*OBJECTIVE*. Work through the records below and tally every line containing "panel". Reply with the total alone.

*RECORDS FOR THIS EXERCISE*.
★ ★ ★ ★ ★ ★ ★
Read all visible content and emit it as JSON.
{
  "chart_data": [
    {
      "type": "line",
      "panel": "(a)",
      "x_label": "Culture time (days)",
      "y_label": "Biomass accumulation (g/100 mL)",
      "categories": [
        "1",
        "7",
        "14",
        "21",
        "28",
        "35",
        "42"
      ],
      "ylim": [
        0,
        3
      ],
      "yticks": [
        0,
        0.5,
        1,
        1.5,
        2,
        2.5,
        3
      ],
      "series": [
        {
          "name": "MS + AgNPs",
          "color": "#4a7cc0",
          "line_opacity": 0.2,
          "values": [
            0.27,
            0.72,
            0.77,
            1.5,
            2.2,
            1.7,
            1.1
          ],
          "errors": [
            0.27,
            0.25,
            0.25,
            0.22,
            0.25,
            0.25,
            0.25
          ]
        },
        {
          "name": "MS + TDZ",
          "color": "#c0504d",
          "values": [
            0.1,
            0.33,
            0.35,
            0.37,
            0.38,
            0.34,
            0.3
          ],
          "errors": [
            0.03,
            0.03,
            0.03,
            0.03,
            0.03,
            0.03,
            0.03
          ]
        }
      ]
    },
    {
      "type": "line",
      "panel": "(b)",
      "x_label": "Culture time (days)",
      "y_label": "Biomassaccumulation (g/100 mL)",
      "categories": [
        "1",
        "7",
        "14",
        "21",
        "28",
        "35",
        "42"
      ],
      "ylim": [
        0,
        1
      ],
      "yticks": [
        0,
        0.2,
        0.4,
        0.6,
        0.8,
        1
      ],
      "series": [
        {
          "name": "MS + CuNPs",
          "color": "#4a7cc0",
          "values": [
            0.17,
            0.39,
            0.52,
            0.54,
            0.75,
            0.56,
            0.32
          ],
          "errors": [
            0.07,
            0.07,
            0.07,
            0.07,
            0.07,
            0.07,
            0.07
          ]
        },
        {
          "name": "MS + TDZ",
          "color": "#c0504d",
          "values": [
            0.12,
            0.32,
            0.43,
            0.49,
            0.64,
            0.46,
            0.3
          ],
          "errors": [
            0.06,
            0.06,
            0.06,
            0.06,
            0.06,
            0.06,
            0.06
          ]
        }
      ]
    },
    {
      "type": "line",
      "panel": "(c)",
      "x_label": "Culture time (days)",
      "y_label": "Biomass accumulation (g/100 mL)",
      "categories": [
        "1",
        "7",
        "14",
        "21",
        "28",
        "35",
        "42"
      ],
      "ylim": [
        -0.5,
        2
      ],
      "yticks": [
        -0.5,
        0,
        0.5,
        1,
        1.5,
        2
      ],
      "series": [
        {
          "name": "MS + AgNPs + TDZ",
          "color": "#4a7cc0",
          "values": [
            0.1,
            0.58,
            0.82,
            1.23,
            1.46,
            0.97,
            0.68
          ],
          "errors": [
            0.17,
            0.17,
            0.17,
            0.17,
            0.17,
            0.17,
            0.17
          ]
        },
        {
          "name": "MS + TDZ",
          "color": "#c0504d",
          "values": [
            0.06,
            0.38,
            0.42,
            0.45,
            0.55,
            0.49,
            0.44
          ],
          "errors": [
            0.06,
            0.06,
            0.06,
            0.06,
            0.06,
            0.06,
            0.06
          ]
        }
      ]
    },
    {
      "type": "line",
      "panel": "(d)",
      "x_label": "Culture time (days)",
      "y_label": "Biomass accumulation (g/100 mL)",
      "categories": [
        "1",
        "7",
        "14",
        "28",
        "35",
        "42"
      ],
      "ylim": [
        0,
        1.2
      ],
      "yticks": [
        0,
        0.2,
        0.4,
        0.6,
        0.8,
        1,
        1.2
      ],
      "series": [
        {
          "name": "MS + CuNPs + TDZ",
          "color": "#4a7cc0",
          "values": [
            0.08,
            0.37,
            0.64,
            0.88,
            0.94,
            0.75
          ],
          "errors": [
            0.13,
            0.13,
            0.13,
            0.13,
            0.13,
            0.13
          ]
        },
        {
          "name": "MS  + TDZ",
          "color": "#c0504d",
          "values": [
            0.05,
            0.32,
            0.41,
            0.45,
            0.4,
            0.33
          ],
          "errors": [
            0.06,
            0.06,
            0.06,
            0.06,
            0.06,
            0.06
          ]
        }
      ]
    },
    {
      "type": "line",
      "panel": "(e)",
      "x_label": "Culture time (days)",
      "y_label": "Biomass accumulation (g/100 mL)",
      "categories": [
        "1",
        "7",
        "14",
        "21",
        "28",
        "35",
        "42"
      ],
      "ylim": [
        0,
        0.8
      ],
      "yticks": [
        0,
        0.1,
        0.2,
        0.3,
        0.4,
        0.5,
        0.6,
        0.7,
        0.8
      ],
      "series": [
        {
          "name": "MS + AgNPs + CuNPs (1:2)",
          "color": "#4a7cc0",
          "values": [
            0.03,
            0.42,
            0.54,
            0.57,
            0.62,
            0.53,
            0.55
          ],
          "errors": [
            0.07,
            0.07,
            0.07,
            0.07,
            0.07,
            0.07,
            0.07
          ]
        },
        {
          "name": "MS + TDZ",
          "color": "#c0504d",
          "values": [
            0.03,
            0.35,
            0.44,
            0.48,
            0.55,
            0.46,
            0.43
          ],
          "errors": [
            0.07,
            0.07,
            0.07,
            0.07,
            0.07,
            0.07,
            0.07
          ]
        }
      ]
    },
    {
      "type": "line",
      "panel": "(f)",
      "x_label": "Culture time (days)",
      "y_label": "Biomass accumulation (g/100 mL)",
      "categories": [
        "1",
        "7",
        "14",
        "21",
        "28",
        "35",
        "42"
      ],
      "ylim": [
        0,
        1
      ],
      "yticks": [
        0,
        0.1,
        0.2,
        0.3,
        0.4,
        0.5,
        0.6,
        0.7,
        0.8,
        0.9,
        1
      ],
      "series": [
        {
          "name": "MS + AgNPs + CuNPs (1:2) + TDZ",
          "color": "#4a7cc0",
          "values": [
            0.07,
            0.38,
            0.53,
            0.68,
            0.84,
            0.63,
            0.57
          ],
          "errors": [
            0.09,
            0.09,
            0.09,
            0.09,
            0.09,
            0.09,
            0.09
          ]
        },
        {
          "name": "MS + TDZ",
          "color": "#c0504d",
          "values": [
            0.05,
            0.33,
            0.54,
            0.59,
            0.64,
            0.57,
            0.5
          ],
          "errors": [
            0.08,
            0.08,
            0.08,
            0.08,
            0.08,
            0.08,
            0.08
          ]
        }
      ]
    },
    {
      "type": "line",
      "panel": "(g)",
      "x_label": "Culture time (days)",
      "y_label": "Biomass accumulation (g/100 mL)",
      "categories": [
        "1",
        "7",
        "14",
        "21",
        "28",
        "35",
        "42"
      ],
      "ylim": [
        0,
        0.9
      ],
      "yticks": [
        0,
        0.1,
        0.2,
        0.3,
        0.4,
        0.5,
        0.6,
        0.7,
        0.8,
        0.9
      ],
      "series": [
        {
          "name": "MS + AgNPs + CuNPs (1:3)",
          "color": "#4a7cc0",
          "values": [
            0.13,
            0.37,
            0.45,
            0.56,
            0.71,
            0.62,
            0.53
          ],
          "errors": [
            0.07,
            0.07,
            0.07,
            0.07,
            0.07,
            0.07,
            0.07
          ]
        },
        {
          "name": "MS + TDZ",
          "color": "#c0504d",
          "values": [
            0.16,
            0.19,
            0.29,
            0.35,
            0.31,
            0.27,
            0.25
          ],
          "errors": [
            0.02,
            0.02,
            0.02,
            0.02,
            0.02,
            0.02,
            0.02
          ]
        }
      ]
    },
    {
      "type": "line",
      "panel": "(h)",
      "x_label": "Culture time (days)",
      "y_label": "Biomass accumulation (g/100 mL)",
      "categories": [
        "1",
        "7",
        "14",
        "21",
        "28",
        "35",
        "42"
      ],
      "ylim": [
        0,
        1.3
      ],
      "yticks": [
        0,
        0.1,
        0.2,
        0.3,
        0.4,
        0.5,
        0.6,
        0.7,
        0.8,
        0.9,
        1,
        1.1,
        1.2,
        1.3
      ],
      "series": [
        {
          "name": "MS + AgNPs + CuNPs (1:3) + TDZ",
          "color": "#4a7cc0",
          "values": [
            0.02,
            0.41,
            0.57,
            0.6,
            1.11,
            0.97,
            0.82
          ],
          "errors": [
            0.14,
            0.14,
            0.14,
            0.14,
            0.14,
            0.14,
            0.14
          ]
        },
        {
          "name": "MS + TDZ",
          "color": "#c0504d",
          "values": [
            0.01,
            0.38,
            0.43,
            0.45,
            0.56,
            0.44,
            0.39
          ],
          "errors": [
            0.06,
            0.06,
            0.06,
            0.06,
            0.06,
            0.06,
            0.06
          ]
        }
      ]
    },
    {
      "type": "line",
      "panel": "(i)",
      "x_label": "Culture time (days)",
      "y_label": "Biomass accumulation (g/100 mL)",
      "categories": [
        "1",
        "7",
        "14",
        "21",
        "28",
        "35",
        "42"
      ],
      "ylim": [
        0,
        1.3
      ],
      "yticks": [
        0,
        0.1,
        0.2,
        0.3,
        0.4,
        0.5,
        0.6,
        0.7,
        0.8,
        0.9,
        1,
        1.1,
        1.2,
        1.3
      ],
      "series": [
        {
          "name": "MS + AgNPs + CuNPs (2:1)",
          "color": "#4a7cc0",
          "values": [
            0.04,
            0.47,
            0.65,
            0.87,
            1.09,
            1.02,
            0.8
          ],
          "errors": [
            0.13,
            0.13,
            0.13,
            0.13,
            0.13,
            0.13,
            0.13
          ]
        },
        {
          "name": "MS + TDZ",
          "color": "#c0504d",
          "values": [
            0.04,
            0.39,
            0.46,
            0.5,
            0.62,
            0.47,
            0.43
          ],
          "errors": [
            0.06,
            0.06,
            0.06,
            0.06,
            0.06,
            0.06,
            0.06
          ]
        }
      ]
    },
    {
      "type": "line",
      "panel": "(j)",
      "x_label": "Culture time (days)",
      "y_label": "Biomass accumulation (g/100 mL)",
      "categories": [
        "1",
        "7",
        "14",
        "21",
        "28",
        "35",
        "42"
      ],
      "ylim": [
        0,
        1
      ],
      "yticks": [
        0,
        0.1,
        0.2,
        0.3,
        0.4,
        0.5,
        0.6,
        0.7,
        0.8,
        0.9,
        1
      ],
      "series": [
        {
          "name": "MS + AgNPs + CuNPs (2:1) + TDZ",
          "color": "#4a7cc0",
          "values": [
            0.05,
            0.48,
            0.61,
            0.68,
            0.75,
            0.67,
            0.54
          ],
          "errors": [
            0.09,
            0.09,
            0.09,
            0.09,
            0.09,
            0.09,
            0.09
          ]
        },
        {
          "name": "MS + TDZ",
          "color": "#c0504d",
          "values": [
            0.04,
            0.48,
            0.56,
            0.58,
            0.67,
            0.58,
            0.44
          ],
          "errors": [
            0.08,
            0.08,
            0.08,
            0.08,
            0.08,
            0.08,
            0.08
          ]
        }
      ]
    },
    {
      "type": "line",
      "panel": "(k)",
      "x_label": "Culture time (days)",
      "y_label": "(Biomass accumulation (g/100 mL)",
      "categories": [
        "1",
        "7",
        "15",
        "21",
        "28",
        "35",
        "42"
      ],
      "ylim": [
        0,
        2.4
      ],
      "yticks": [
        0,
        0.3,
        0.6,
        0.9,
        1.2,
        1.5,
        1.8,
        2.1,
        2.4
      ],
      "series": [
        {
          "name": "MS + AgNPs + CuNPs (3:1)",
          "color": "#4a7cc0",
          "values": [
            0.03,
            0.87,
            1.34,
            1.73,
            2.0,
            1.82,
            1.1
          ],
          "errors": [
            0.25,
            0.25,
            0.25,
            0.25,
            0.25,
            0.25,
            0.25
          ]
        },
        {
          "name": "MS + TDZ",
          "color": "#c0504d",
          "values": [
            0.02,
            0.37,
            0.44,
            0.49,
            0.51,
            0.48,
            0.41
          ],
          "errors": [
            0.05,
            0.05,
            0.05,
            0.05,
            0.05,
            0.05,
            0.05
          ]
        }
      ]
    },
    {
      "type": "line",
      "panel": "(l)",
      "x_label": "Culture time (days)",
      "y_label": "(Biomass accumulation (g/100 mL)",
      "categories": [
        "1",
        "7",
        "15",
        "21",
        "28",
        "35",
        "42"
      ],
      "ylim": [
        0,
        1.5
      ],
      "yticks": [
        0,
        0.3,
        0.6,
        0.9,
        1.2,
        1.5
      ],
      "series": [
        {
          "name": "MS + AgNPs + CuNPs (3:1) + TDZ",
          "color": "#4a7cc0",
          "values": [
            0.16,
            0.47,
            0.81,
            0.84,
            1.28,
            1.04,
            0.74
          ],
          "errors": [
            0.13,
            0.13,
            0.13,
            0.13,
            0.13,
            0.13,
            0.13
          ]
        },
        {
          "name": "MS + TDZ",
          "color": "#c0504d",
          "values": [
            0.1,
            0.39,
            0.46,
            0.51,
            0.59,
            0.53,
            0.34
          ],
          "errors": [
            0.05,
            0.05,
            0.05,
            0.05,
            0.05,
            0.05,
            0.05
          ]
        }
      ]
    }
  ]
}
★ ★ ★ ★ ★ ★ ★
*COMPLETE OUTPUT*. 12